■ RECORDS PROVIDED ■
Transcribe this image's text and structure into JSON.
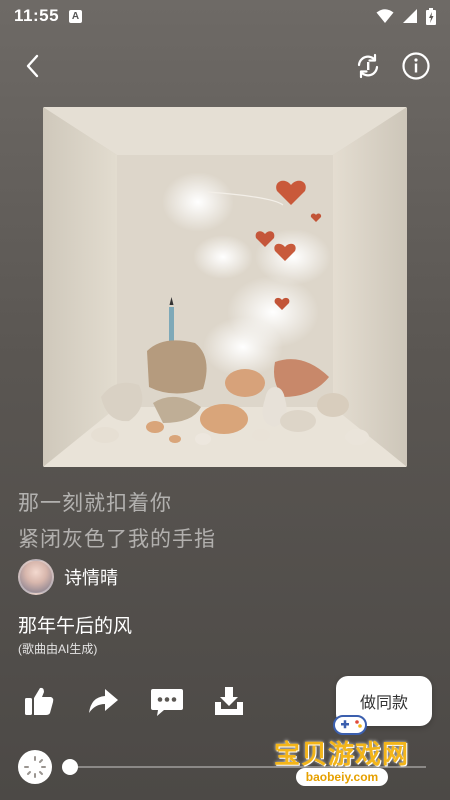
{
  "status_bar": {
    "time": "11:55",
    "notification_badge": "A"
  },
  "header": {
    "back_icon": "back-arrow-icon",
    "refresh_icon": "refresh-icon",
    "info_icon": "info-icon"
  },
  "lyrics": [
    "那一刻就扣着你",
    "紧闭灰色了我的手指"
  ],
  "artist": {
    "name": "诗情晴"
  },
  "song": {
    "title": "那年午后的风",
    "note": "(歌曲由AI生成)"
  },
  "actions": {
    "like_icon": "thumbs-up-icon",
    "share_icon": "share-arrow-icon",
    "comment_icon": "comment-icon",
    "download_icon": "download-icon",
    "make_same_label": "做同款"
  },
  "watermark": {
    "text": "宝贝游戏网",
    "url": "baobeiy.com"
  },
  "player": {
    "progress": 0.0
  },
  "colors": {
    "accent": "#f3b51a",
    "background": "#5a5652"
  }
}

■ TO BE DONE ■
Reproduce each record above by retyping it exactly; omit all images.

■ PROBLEM SOLUTION ■
Transcribe this image's text and structure into JSON.
{
  "status_bar": {
    "time": "11:55",
    "notification_badge": "A"
  },
  "header": {
    "back_icon": "back-arrow-icon",
    "refresh_icon": "refresh-icon",
    "info_icon": "info-icon"
  },
  "lyrics": [
    "那一刻就扣着你",
    "紧闭灰色了我的手指"
  ],
  "artist": {
    "name": "诗情晴"
  },
  "song": {
    "title": "那年午后的风",
    "note": "(歌曲由AI生成)"
  },
  "actions": {
    "like_icon": "thumbs-up-icon",
    "share_icon": "share-arrow-icon",
    "comment_icon": "comment-icon",
    "download_icon": "download-icon",
    "make_same_label": "做同款"
  },
  "watermark": {
    "text": "宝贝游戏网",
    "url": "baobeiy.com"
  },
  "player": {
    "progress": 0.0
  },
  "colors": {
    "accent": "#f3b51a",
    "background": "#5a5652"
  }
}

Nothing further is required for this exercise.